**Exercise details**
Continue the passage on classification and logistic regression from the point where it stops.

#### Given passage

Chapter 4 - Classification

In many situations, the response variable in a regression may be qualitative instead of quantitative. These are often referred to as categorical.

The process for predicting categorical variables is called classification.

We’ll be using the Default data set, which has annual incomes and monthly credit card balances, with a categorical variable indicating whether an individual defaulted in that month.

library(tidyverse)
library(broom)
library(ISLR)

default <- as_tibble(Default)
default %>% ggplot() + 
    geom_point(aes(balance, income, colour = default, shape = default), alpha = .5) + 
    scale_shape_manual(values = c(1,4)) + 
    scale_color_manual(values = c('red', 'blue'))

default %>% ggplot() + 
    geom_boxplot(aes(default, balance, fill = default)) + 
    scale_fill_brewer(palette="Dark2")

default %>% ggplot() + 
    geom_boxplot(aes(default, income, fill = default)) + 
    scale_fill_brewer(palette="Dark2")

4.2 - Why Not Linear?

When the categorical variable has more than two values, encoding using {1,2,3,…,v} implies an ordering on the outcomes.
For a binary response, least squares regression makes sense, but some of the estimates can be outside of the [0,1] interval. This makes them difficult to interpret as probabilities.

4.3 -Logistic Regression

Rather than modelling a response directly, logistic regression models the probability that Y belongs to a particular category.

4.3.1 - The Logistic Model

We wish to model $p(X) = Pr(Y = 1|X)$. We use a function that gives outputs between 0 and 1 for all values of X. In logistic regression, we use the logistic function

\[ p(X) = \frac{e^{\beta_0+\beta_1X}}{1 + e^{\beta_0+\beta_1X}} \]

tibble(x = -50:50, y = exp(.1* x) / (1 + exp(.1*x))) %>% 
    ggplot(aes(x,y)) + 
    geom_point()

To fit the model, a method called maximum likelyhood is used. After some manipulation we have $\frac{p(X)}{1 - p(x)} = e^{β_0+β_1X}$. The quantity on the left is called the odds, and it takeson values between 0 and infinity. By taking the log of each side, we have the log-odds or logit on the left, and that it is linear in X. In a logistic regression model, increasing $X$ by one unit changes the log odds by $\beta_1$.

4.3.2 - Estimating the Regression Coefficients

Maximum likelyhood seeks estimates for the coefficients such that the predicticed probability $\hat{p}(x_i)$ corresponds as closely as possible to the observed status.

########
#### Dataset

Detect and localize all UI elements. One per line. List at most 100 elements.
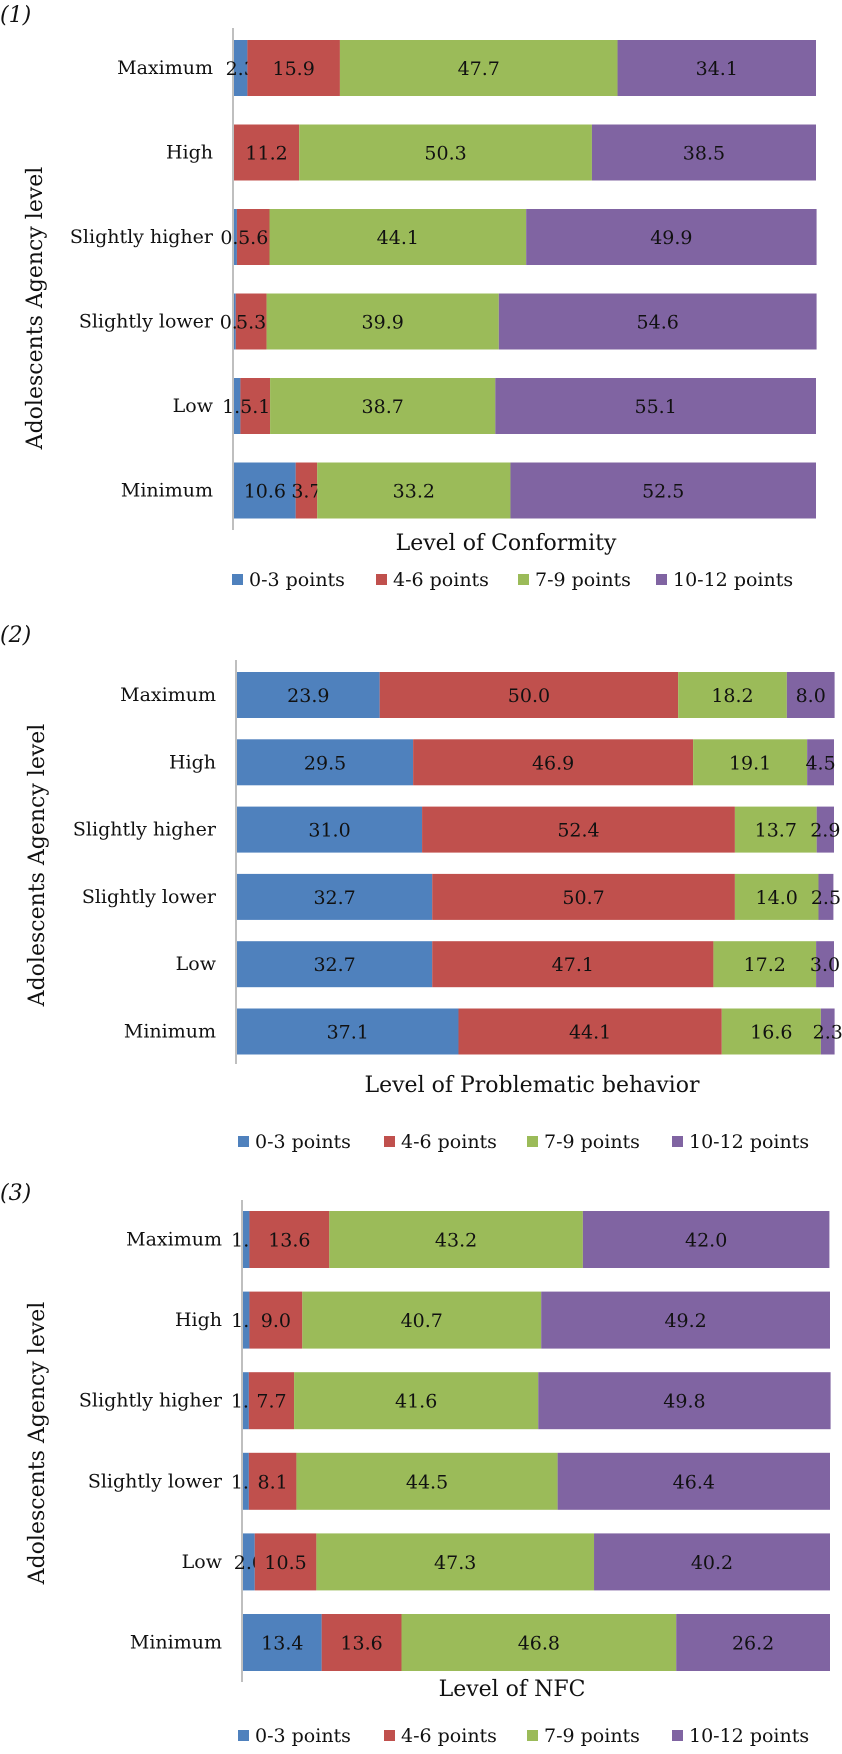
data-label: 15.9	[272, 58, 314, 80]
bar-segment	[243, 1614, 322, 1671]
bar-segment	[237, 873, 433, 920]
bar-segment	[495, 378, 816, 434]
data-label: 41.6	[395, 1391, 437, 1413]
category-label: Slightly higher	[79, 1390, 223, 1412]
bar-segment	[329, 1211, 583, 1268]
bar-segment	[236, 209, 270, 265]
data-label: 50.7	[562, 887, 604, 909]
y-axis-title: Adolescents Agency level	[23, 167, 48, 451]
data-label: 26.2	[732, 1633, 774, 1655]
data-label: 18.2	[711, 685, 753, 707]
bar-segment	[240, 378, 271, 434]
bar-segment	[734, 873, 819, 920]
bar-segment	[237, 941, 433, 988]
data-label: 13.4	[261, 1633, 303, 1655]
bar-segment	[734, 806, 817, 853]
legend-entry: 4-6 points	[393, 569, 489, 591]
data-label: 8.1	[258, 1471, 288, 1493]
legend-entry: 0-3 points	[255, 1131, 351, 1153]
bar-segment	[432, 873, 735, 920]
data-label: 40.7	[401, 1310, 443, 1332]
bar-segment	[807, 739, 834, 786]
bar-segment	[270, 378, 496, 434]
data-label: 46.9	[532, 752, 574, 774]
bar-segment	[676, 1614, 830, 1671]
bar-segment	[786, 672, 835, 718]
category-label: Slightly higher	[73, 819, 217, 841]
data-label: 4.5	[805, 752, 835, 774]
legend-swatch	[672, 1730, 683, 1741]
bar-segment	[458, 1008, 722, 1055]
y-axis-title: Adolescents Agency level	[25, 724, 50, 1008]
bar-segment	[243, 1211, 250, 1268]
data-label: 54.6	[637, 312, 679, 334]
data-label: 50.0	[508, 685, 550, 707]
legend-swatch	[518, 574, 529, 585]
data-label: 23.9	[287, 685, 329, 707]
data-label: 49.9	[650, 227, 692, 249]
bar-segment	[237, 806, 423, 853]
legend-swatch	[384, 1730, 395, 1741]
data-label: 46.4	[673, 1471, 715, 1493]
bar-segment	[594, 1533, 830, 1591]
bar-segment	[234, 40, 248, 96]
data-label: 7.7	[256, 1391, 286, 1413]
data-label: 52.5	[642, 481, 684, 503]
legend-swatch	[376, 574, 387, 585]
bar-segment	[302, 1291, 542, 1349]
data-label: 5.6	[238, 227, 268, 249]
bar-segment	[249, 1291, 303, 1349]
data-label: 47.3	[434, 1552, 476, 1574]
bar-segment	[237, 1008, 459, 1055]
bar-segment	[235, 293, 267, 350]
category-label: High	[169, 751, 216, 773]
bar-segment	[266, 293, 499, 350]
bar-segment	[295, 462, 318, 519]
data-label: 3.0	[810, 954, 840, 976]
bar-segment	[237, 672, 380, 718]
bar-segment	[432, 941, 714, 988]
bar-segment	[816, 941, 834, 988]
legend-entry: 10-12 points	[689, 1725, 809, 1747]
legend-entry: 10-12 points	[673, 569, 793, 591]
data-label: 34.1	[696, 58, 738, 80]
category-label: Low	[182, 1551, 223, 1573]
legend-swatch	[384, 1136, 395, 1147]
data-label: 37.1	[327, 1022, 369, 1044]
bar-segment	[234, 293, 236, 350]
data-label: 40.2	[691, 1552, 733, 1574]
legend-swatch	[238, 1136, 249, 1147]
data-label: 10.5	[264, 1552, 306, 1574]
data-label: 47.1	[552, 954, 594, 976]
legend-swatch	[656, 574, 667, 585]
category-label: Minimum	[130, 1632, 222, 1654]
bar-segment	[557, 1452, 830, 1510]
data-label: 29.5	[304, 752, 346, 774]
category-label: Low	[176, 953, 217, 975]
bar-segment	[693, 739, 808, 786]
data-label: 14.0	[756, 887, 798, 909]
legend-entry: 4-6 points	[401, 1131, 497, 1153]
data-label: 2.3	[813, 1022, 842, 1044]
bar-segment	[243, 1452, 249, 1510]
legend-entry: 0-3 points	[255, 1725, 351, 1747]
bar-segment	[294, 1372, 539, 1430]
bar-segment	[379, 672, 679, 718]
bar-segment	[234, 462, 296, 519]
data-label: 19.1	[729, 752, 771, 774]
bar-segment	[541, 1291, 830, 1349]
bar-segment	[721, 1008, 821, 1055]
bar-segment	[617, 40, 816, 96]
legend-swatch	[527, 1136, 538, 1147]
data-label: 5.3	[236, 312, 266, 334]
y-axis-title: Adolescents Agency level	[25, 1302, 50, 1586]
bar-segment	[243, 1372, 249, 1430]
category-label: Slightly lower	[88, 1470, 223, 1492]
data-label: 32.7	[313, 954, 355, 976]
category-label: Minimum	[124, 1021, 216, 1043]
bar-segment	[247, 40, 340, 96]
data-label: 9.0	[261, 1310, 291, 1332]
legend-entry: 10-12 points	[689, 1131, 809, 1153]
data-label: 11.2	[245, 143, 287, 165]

########

**Solved problem**
Let’s run the model against the default data:

glm(default ~ balance, family = binomial, default) %>%
    tidy() %>%
    kable() %>%
    kable_styling()

term	estimate	std.error	statistic	p.value
(Intercept)	-10.6513306	0.3611574	-29.49221	0
balance	0.0054989	0.0002204	24.95309	0

We see the $\beta_1$ is 0.0055, meaning an increase in balance is associated with an increase in the probability of default. It increases the log-odds of default by 0.0055. The z-statistic plays the same role as the t-statistic in a linear regression.

4.3.3 - Making Predictions

Once the coefficients have been determined, you can calculate the probability of the response given a value of the predictor. For qualitative predictors, the same binary encoding used in a linear regression can be used.

4.3.4 - Multiple Logistic Regression

The multiple logistic regression is modelled in a similar way to the linear regression - except the additional coefficients are in the exponent to the Euler constant of the logistic function.

The logistic regression can also be performed for more than one response variable.

4.4 - Linear Discriminant Analysis

In the logistic regression, the conditional probability of the response $Y$ is modelled given the predictor(s) $X$. In linear disriminant analysis we model the distribution of the predictors $X$ separately in each of the response classes $Y$, the use Bayes’ Theorem to flip these round to estimates for $Pr(Y = k|X = x)$.

Why?

When the classes are well separated, the parameter estimates for the logistic regression are unstable. LDA does not suffer from this problem.
If n is small and the dsitribution of predictors X is approximately normal, LDA is mmore stable.
LDA is popular if there are more than two response classes.

4.4.1 - Using Bayes’ Theorem

$K$ classes
Let $\pi_k$ represent the prior probability than a randomly chosen observation comes from the kth class.
Let $f_k(X) = Pr(X = x|Y=k)$ denote the density function of X for an observation that comes from the kth class.
Bayes’ theorem states that:

\[ p_k(X) = Pr(Y = k|X = x) = \frac{\pi_kf_k(x)}{\sum_{l=1}^K\pi_lf_l(x)} \]

Estimating $\pi_k$ is easy if we have a random sample - we calculate the fraction of training observations that belong to the kth class. Estimating $f_k(X)$ is more challenging. If we can estimate this function, we can develop a classifier that approximates the Bayes classifier.

$p_k(X)$ is the posterior probability that $X = x$ is in class k.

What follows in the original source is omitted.